### EXERCISE INSTRUCTIONS
Word for word, print each line of the listing below; pictures stay out.

### RECORDS PROVIDED
————————

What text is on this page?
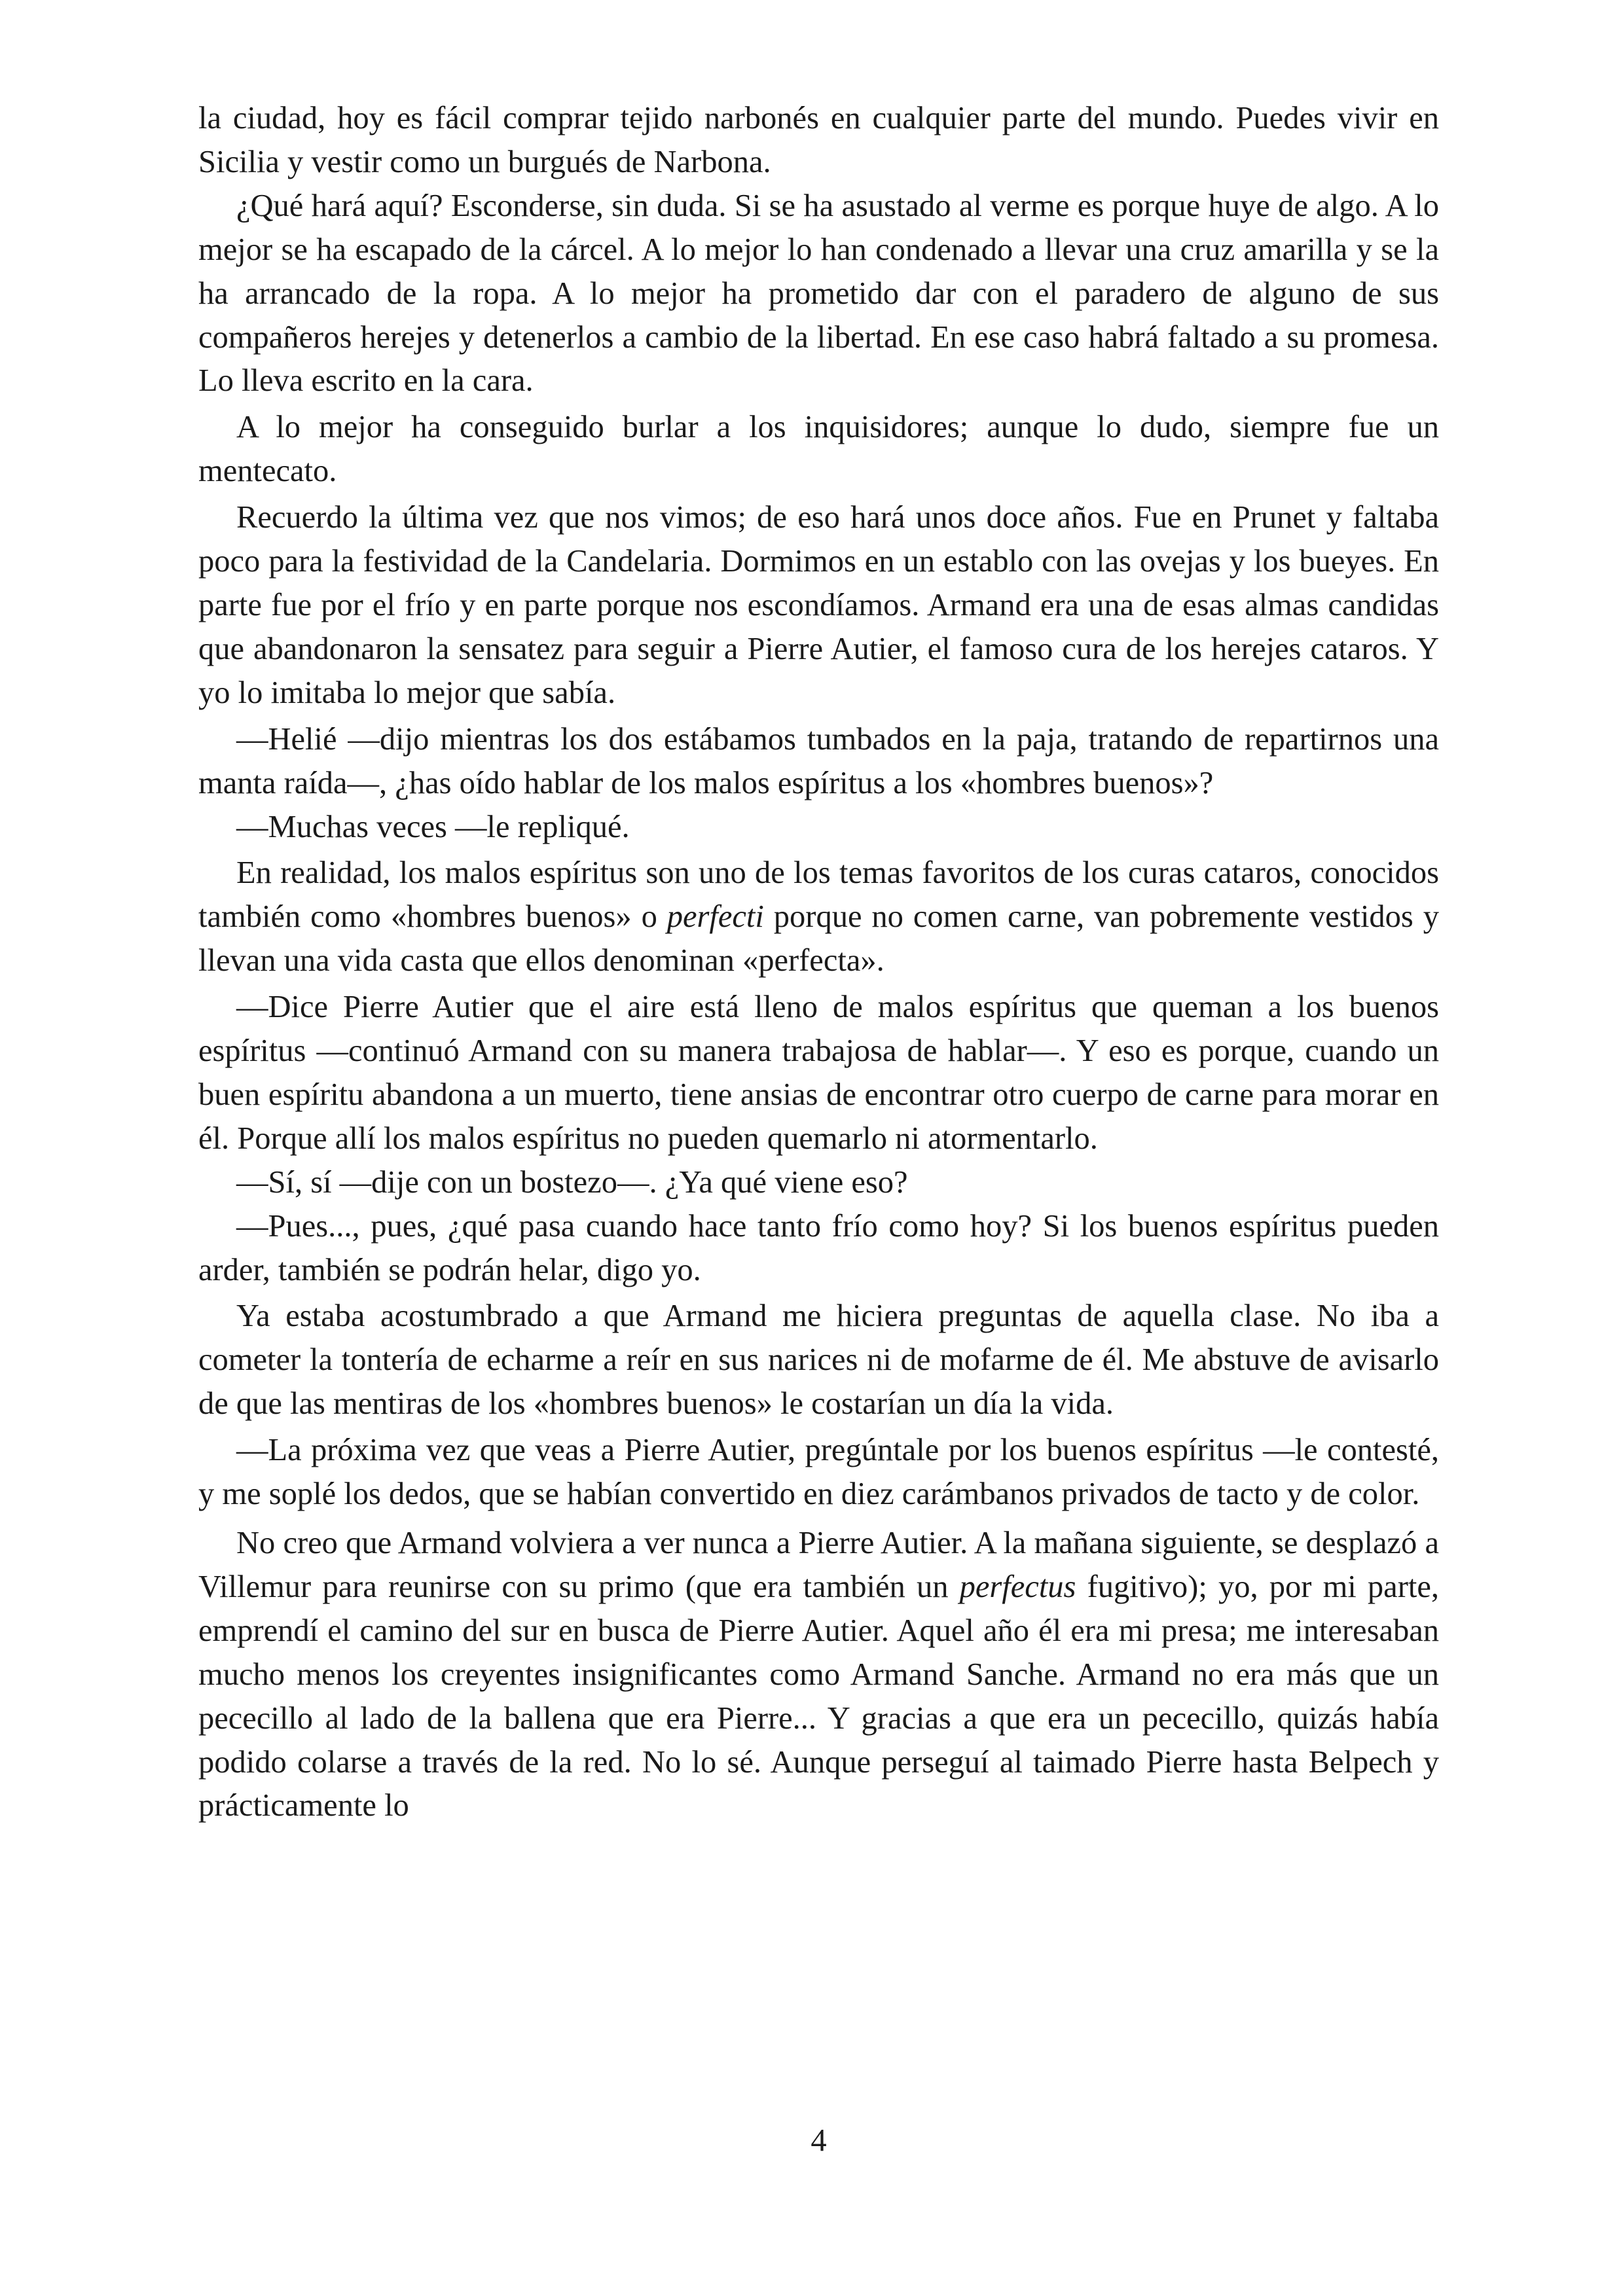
la ciudad, hoy es fácil comprar tejido narbonés en cualquier parte del mundo. Puedes vivir en Sicilia y vestir como un burgués de Narbona.

¿Qué hará aquí? Esconderse, sin duda. Si se ha asustado al verme es porque huye de algo. A lo mejor se ha escapado de la cárcel. A lo mejor lo han condenado a llevar una cruz amarilla y se la ha arrancado de la ropa. A lo mejor ha prometido dar con el paradero de alguno de sus compañeros herejes y detenerlos a cambio de la libertad. En ese caso habrá faltado a su promesa. Lo lleva escrito en la cara.

A lo mejor ha conseguido burlar a los inquisidores; aunque lo dudo, siempre fue un mentecato.

Recuerdo la última vez que nos vimos; de eso hará unos doce años. Fue en Prunet y faltaba poco para la festividad de la Candelaria. Dormimos en un establo con las ovejas y los bueyes. En parte fue por el frío y en parte porque nos escondíamos. Armand era una de esas almas candidas que abandonaron la sensatez para seguir a Pierre Autier, el famoso cura de los herejes cataros. Y yo lo imitaba lo mejor que sabía.

—Helié —dijo mientras los dos estábamos tumbados en la paja, tratando de repartirnos una manta raída—, ¿has oído hablar de los malos espíritus a los «hombres buenos»?

—Muchas veces —le repliqué.

En realidad, los malos espíritus son uno de los temas favoritos de los curas cataros, conocidos también como «hombres buenos» o perfecti porque no comen carne, van pobremente vestidos y llevan una vida casta que ellos denominan «perfecta».

—Dice Pierre Autier que el aire está lleno de malos espíritus que queman a los buenos espíritus —continuó Armand con su manera trabajosa de hablar—. Y eso es porque, cuando un buen espíritu abandona a un muerto, tiene ansias de encontrar otro cuerpo de carne para morar en él. Porque allí los malos espíritus no pueden quemarlo ni atormentarlo.

—Sí, sí —dije con un bostezo—. ¿Ya qué viene eso?

—Pues..., pues, ¿qué pasa cuando hace tanto frío como hoy? Si los buenos espíritus pueden arder, también se podrán helar, digo yo.

Ya estaba acostumbrado a que Armand me hiciera preguntas de aquella clase. No iba a cometer la tontería de echarme a reír en sus narices ni de mofarme de él. Me abstuve de avisarlo de que las mentiras de los «hombres buenos» le costarían un día la vida.

—La próxima vez que veas a Pierre Autier, pregúntale por los buenos espíritus —le contesté, y me soplé los dedos, que se habían convertido en diez carámbanos privados de tacto y de color.

No creo que Armand volviera a ver nunca a Pierre Autier. A la mañana siguiente, se desplazó a Villemur para reunirse con su primo (que era también un perfectus fugitivo); yo, por mi parte, emprendí el camino del sur en busca de Pierre Autier. Aquel año él era mi presa; me interesaban mucho menos los creyentes insignificantes como Armand Sanche. Armand no era más que un pececillo al lado de la ballena que era Pierre... Y gracias a que era un pececillo, quizás había podido colarse a través de la red. No lo sé. Aunque perseguí al taimado Pierre hasta Belpech y prácticamente lo

4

————————

### SOLUTION FOR THIS TASK
What text is on this page?
la ciudad, hoy es fácil comprar tejido narbonés en cualquier parte del mundo. Puedes vivir en Sicilia y vestir como un burgués de Narbona.

¿Qué hará aquí? Esconderse, sin duda. Si se ha asustado al verme es porque huye de algo. A lo mejor se ha escapado de la cárcel. A lo mejor lo han condenado a llevar una cruz amarilla y se la ha arrancado de la ropa. A lo mejor ha prometido dar con el paradero de alguno de sus compañeros herejes y detenerlos a cambio de la libertad. En ese caso habrá faltado a su promesa. Lo lleva escrito en la cara.

A lo mejor ha conseguido burlar a los inquisidores; aunque lo dudo, siempre fue un mentecato.

Recuerdo la última vez que nos vimos; de eso hará unos doce años. Fue en Prunet y faltaba poco para la festividad de la Candelaria. Dormimos en un establo con las ovejas y los bueyes. En parte fue por el frío y en parte porque nos escondíamos. Armand era una de esas almas candidas que abandonaron la sensatez para seguir a Pierre Autier, el famoso cura de los herejes cataros. Y yo lo imitaba lo mejor que sabía.

—Helié —dijo mientras los dos estábamos tumbados en la paja, tratando de repartirnos una manta raída—, ¿has oído hablar de los malos espíritus a los «hombres buenos»?

—Muchas veces —le repliqué.

En realidad, los malos espíritus son uno de los temas favoritos de los curas cataros, conocidos también como «hombres buenos» o perfecti porque no comen carne, van pobremente vestidos y llevan una vida casta que ellos denominan «perfecta».

—Dice Pierre Autier que el aire está lleno de malos espíritus que queman a los buenos espíritus —continuó Armand con su manera trabajosa de hablar—. Y eso es porque, cuando un buen espíritu abandona a un muerto, tiene ansias de encontrar otro cuerpo de carne para morar en él. Porque allí los malos espíritus no pueden quemarlo ni atormentarlo.

—Sí, sí —dije con un bostezo—. ¿Ya qué viene eso?

—Pues..., pues, ¿qué pasa cuando hace tanto frío como hoy? Si los buenos espíritus pueden arder, también se podrán helar, digo yo.

Ya estaba acostumbrado a que Armand me hiciera preguntas de aquella clase. No iba a cometer la tontería de echarme a reír en sus narices ni de mofarme de él. Me abstuve de avisarlo de que las mentiras de los «hombres buenos» le costarían un día la vida.

—La próxima vez que veas a Pierre Autier, pregúntale por los buenos espíritus —le contesté, y me soplé los dedos, que se habían convertido en diez carámbanos privados de tacto y de color.

No creo que Armand volviera a ver nunca a Pierre Autier. A la mañana siguiente, se desplazó a Villemur para reunirse con su primo (que era también un perfectus fugitivo); yo, por mi parte, emprendí el camino del sur en busca de Pierre Autier. Aquel año él era mi presa; me interesaban mucho menos los creyentes insignificantes como Armand Sanche. Armand no era más que un pececillo al lado de la ballena que era Pierre... Y gracias a que era un pececillo, quizás había podido colarse a través de la red. No lo sé. Aunque perseguí al taimado Pierre hasta Belpech y prácticamente lo

4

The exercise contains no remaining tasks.